▶ _What you will do_: Lay out each of the rows below as a numbered list, skipping any blank lines.

********************

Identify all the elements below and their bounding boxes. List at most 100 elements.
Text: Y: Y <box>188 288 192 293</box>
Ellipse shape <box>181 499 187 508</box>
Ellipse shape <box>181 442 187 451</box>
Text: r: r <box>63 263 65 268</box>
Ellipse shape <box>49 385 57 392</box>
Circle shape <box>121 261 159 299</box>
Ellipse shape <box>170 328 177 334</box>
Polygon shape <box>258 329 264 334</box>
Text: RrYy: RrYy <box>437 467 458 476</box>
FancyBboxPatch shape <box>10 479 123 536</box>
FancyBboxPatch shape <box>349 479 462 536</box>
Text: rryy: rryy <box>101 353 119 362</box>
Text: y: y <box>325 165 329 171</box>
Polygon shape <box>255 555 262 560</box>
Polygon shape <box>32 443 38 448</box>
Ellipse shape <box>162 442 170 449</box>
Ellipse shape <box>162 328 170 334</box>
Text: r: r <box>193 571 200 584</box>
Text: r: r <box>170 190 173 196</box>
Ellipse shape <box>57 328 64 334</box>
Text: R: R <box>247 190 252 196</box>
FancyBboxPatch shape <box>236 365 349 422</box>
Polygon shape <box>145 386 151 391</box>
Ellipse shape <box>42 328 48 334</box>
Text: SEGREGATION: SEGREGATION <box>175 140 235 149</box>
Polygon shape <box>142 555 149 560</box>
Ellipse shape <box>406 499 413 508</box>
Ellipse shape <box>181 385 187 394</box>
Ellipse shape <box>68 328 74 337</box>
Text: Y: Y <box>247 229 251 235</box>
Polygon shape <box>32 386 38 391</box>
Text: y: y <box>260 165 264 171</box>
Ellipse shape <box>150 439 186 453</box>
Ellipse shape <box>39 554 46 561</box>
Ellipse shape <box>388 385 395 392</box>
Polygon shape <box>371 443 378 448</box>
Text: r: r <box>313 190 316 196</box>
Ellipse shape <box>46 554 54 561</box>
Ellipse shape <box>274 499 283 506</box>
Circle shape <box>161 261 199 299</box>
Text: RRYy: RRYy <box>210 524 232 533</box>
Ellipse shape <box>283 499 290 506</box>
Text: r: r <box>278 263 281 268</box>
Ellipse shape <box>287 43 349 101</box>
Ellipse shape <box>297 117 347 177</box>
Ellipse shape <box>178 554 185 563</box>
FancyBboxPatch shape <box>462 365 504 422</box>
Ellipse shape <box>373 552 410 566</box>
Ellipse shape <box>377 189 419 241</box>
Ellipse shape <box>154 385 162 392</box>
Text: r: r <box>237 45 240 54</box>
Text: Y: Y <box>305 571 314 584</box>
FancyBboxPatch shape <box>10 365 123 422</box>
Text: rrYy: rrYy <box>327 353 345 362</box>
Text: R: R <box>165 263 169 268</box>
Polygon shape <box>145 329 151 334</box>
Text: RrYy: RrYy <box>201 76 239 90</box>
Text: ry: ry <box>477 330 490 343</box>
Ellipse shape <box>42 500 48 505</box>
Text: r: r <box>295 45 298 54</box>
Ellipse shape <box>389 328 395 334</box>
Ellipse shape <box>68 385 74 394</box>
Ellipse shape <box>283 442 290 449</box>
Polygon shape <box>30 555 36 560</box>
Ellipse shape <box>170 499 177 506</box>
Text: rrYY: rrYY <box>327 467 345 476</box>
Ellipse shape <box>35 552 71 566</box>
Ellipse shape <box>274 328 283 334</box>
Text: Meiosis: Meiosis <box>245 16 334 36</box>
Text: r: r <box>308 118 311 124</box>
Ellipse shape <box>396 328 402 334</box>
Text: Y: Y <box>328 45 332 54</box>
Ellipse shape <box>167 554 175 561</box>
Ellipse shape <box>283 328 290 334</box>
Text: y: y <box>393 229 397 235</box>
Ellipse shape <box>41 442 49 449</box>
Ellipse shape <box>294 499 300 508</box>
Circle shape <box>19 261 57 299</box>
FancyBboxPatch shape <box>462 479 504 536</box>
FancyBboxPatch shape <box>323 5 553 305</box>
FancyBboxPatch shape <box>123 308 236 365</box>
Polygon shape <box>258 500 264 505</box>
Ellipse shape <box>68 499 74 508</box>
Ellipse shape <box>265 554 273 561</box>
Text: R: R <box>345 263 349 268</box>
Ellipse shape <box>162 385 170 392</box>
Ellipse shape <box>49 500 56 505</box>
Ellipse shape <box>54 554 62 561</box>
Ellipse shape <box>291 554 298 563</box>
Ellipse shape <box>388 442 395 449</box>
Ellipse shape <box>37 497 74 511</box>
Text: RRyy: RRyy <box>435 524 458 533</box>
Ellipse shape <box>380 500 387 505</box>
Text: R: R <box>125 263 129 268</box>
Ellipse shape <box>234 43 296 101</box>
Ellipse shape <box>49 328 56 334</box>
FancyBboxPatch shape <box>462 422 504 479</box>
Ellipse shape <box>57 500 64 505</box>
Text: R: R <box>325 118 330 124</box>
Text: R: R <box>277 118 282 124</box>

********************

▶ _Final result_:
1. Identify all the elements below and their bounding boxes. List at most 100 elements.
2. Text: Y: Y <box>188 288 192 293</box>
3. Ellipse shape <box>181 499 187 508</box>
4. Ellipse shape <box>181 442 187 451</box>
5. Text: r: r <box>63 263 65 268</box>
6. Ellipse shape <box>49 385 57 392</box>
7. Circle shape <box>121 261 159 299</box>
8. Ellipse shape <box>170 328 177 334</box>
9. Polygon shape <box>258 329 264 334</box>
10. Text: RrYy: RrYy <box>437 467 458 476</box>
11. FancyBboxPatch shape <box>10 479 123 536</box>
12. FancyBboxPatch shape <box>349 479 462 536</box>
13. Text: rryy: rryy <box>101 353 119 362</box>
14. Text: y: y <box>325 165 329 171</box>
15. Polygon shape <box>255 555 262 560</box>
16. Polygon shape <box>32 443 38 448</box>
17. Ellipse shape <box>162 442 170 449</box>
18. Ellipse shape <box>162 328 170 334</box>
19. Text: r: r <box>193 571 200 584</box>
20. Text: r: r <box>170 190 173 196</box>
21. Ellipse shape <box>57 328 64 334</box>
22. Text: R: R <box>247 190 252 196</box>
23. FancyBboxPatch shape <box>236 365 349 422</box>
24. Polygon shape <box>145 386 151 391</box>
25. Ellipse shape <box>42 328 48 334</box>
26. Text: SEGREGATION: SEGREGATION <box>175 140 235 149</box>
27. Polygon shape <box>142 555 149 560</box>
28. Ellipse shape <box>406 499 413 508</box>
29. Ellipse shape <box>181 385 187 394</box>
30. Ellipse shape <box>68 328 74 337</box>
31. Text: Y: Y <box>247 229 251 235</box>
32. Polygon shape <box>32 386 38 391</box>
33. Text: y: y <box>260 165 264 171</box>
34. Ellipse shape <box>150 439 186 453</box>
35. Ellipse shape <box>39 554 46 561</box>
36. Ellipse shape <box>388 385 395 392</box>
37. Polygon shape <box>371 443 378 448</box>
38. Text: r: r <box>313 190 316 196</box>
39. Ellipse shape <box>46 554 54 561</box>
40. Ellipse shape <box>274 499 283 506</box>
41. Circle shape <box>161 261 199 299</box>
42. Text: RRYy: RRYy <box>210 524 232 533</box>
43. Ellipse shape <box>283 499 290 506</box>
44. Text: r: r <box>278 263 281 268</box>
45. Ellipse shape <box>287 43 349 101</box>
46. Ellipse shape <box>297 117 347 177</box>
47. Ellipse shape <box>178 554 185 563</box>
48. FancyBboxPatch shape <box>462 365 504 422</box>
49. Ellipse shape <box>373 552 410 566</box>
50. Ellipse shape <box>377 189 419 241</box>
51. Ellipse shape <box>154 385 162 392</box>
52. Text: r: r <box>237 45 240 54</box>
53. Text: Y: Y <box>305 571 314 584</box>
54. FancyBboxPatch shape <box>10 365 123 422</box>
55. Text: rrYy: rrYy <box>327 353 345 362</box>
56. Text: R: R <box>165 263 169 268</box>
57. Polygon shape <box>145 329 151 334</box>
58. Text: RrYy: RrYy <box>201 76 239 90</box>
59. Text: ry: ry <box>477 330 490 343</box>
60. Ellipse shape <box>42 500 48 505</box>
61. Text: r: r <box>295 45 298 54</box>
62. Ellipse shape <box>389 328 395 334</box>
63. Ellipse shape <box>68 385 74 394</box>
64. Ellipse shape <box>283 442 290 449</box>
65. Polygon shape <box>30 555 36 560</box>
66. Ellipse shape <box>170 499 177 506</box>
67. Text: rrYY: rrYY <box>327 467 345 476</box>
68. Ellipse shape <box>35 552 71 566</box>
69. Ellipse shape <box>274 328 283 334</box>
70. Text: Meiosis: Meiosis <box>245 16 334 36</box>
71. Text: r: r <box>308 118 311 124</box>
72. Ellipse shape <box>396 328 402 334</box>
73. Text: Y: Y <box>328 45 332 54</box>
74. Ellipse shape <box>167 554 175 561</box>
75. Ellipse shape <box>283 328 290 334</box>
76. Text: y: y <box>393 229 397 235</box>
77. Ellipse shape <box>41 442 49 449</box>
78. Ellipse shape <box>294 499 300 508</box>
79. Circle shape <box>19 261 57 299</box>
80. FancyBboxPatch shape <box>462 479 504 536</box>
81. FancyBboxPatch shape <box>323 5 553 305</box>
82. FancyBboxPatch shape <box>123 308 236 365</box>
83. Polygon shape <box>258 500 264 505</box>
84. Ellipse shape <box>68 499 74 508</box>
85. Ellipse shape <box>265 554 273 561</box>
86. Text: R: R <box>345 263 349 268</box>
87. Ellipse shape <box>162 385 170 392</box>
88. Ellipse shape <box>49 500 56 505</box>
89. Ellipse shape <box>54 554 62 561</box>
90. Ellipse shape <box>291 554 298 563</box>
91. Ellipse shape <box>388 442 395 449</box>
92. Ellipse shape <box>37 497 74 511</box>
93. Text: RRyy: RRyy <box>435 524 458 533</box>
94. Ellipse shape <box>380 500 387 505</box>
95. Text: R: R <box>125 263 129 268</box>
96. Ellipse shape <box>234 43 296 101</box>
97. Ellipse shape <box>49 328 56 334</box>
98. FancyBboxPatch shape <box>462 422 504 479</box>
99. Ellipse shape <box>57 500 64 505</box>
100. Text: R: R <box>325 118 330 124</box>
101. Text: R: R <box>277 118 282 124</box>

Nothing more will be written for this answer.